WHAT IS NEEDED: Extract, from the listing that follows, each line containing the word "JSON".

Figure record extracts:
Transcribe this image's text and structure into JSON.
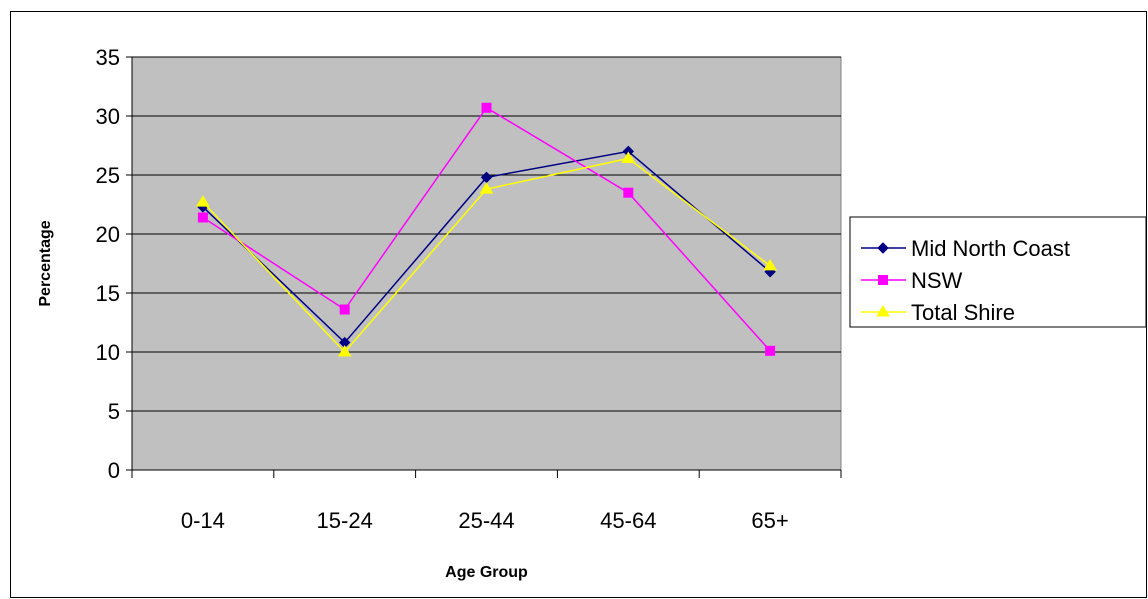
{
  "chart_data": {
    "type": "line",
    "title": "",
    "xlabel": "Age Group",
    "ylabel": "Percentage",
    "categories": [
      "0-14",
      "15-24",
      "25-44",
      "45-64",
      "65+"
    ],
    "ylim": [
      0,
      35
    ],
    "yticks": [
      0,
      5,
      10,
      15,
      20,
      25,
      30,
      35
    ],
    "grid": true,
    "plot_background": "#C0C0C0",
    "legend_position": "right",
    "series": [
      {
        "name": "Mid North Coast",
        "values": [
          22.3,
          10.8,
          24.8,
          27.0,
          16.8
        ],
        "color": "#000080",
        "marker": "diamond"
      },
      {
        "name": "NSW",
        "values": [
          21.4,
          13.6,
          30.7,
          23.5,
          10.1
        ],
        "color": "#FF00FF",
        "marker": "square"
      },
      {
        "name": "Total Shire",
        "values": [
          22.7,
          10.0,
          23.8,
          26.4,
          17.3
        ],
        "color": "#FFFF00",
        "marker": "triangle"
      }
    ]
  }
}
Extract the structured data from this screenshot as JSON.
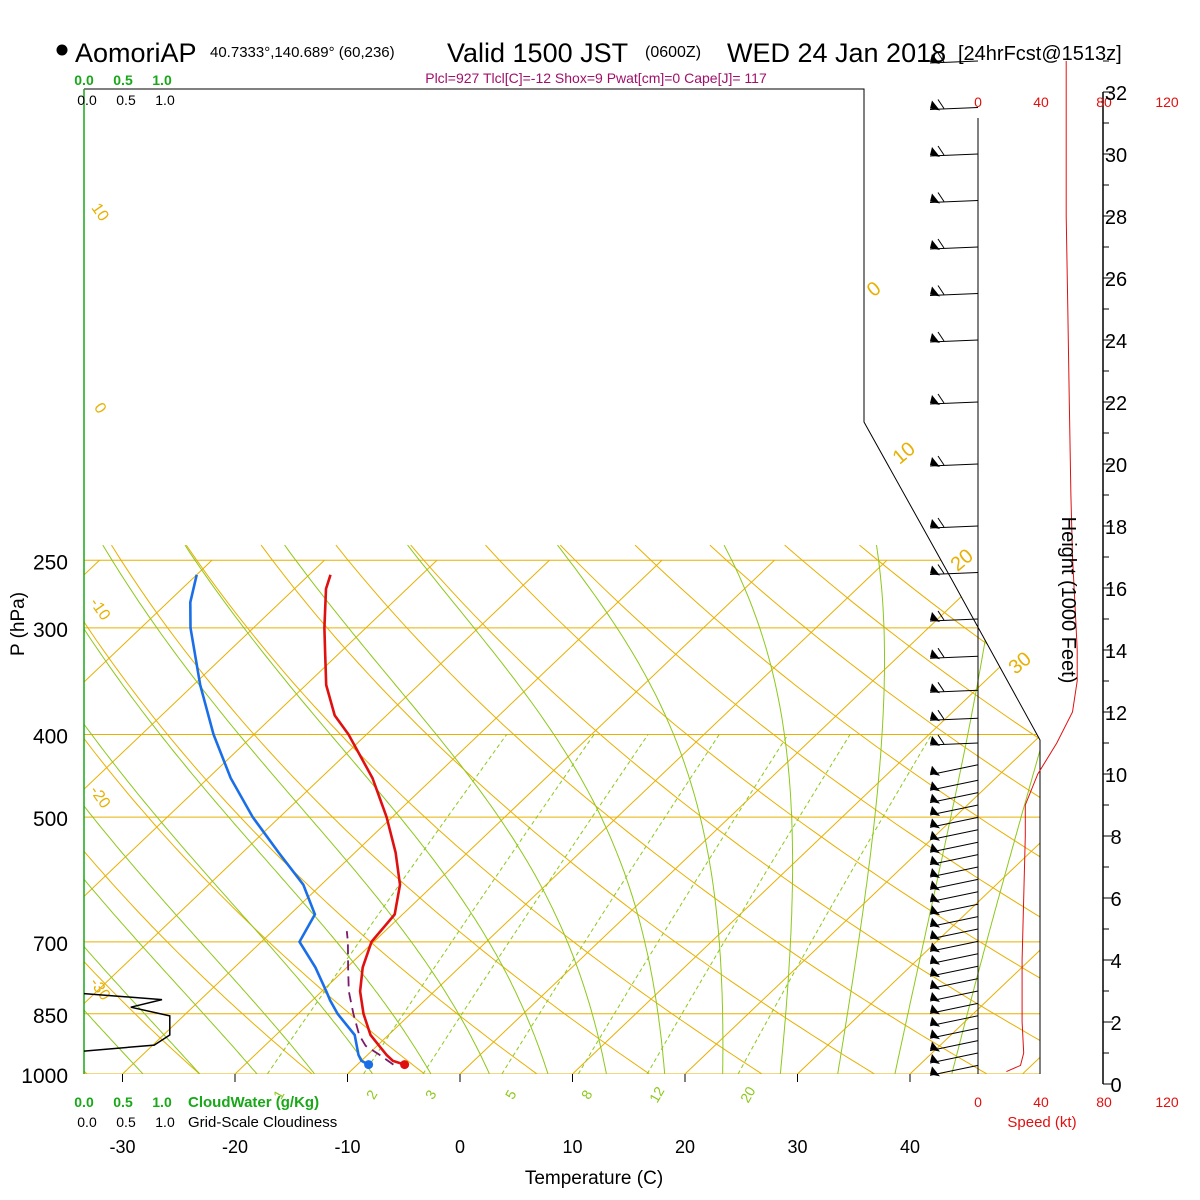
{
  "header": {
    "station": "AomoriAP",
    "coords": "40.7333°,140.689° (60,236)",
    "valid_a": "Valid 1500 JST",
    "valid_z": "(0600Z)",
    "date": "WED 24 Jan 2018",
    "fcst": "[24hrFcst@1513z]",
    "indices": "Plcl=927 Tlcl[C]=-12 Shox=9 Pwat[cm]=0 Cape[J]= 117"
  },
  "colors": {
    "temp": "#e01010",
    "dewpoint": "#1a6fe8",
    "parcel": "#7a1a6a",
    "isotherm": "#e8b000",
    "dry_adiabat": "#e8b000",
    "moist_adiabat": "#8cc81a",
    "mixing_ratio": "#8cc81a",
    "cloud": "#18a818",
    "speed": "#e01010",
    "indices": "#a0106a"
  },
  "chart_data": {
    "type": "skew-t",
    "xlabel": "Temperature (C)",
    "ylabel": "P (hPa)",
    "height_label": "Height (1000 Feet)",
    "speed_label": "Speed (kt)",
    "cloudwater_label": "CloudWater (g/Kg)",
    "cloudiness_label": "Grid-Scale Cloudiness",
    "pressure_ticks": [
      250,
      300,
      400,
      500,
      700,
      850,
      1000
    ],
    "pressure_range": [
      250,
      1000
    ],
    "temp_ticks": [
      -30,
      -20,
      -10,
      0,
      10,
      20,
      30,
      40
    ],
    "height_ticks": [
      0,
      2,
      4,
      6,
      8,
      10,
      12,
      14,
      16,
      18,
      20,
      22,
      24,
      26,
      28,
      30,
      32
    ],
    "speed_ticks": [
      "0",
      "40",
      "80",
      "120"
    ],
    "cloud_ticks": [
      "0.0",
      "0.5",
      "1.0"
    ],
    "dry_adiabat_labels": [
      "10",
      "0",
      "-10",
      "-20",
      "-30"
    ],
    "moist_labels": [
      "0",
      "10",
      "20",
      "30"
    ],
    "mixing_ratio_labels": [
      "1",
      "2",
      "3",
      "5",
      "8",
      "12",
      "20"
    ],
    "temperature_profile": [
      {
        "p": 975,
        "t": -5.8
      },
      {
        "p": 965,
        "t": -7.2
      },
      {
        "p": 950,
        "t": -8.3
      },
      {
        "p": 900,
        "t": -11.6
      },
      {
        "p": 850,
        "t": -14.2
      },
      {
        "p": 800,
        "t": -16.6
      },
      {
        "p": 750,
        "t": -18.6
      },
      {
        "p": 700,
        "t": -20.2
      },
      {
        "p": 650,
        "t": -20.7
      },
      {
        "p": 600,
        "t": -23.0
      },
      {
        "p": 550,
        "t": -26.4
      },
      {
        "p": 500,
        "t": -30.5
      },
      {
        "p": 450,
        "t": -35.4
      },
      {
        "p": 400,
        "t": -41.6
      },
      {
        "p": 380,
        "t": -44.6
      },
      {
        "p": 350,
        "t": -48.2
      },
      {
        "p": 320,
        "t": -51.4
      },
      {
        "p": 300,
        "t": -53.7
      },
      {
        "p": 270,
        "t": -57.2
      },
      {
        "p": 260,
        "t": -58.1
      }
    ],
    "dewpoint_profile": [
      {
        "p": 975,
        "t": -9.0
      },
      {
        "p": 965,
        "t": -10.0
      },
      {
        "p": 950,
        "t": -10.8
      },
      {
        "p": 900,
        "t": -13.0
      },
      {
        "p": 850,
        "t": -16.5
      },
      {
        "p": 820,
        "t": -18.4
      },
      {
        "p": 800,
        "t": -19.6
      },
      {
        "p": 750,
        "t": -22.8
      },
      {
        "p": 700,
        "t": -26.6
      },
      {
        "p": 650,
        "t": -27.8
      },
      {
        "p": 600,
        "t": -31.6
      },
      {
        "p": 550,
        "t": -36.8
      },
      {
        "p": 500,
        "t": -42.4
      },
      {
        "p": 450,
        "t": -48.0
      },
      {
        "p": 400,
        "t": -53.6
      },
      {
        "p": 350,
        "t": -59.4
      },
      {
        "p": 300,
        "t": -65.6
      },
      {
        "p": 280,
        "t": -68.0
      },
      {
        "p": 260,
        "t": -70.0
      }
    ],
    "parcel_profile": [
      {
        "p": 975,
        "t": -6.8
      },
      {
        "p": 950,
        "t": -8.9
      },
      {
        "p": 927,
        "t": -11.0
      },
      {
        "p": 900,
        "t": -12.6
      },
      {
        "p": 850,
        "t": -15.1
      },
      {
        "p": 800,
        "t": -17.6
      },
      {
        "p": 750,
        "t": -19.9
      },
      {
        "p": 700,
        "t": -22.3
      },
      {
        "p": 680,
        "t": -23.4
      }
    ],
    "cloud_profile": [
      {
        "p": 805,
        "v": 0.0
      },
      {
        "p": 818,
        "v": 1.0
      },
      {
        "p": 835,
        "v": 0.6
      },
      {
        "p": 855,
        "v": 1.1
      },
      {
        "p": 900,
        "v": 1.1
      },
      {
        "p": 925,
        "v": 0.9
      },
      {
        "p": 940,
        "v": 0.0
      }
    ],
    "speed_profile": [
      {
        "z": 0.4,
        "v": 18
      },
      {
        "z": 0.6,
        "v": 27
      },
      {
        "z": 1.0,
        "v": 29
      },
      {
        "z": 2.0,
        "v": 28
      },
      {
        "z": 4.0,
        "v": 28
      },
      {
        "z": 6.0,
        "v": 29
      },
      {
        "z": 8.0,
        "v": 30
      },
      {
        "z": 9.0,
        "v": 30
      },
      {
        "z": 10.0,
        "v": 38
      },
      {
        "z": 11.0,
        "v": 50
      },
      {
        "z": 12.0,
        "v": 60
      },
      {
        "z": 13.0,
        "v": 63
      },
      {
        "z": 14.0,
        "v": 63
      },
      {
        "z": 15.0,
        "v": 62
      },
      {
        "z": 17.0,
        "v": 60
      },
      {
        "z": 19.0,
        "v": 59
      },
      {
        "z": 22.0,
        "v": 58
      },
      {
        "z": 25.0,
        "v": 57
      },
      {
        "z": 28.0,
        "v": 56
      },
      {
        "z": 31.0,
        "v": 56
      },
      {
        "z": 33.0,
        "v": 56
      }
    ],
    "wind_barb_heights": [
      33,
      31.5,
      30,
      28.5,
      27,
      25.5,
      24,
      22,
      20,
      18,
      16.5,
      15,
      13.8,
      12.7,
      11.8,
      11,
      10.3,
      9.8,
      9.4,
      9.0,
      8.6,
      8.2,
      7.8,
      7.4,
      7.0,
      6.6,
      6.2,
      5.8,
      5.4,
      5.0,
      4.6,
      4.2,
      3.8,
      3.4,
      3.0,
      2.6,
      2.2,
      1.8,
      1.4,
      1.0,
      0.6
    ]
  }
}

FINAL RESULT:
Transcribe this image's text and structure into JSON.
Extract the structured data from this screenshot as JSON.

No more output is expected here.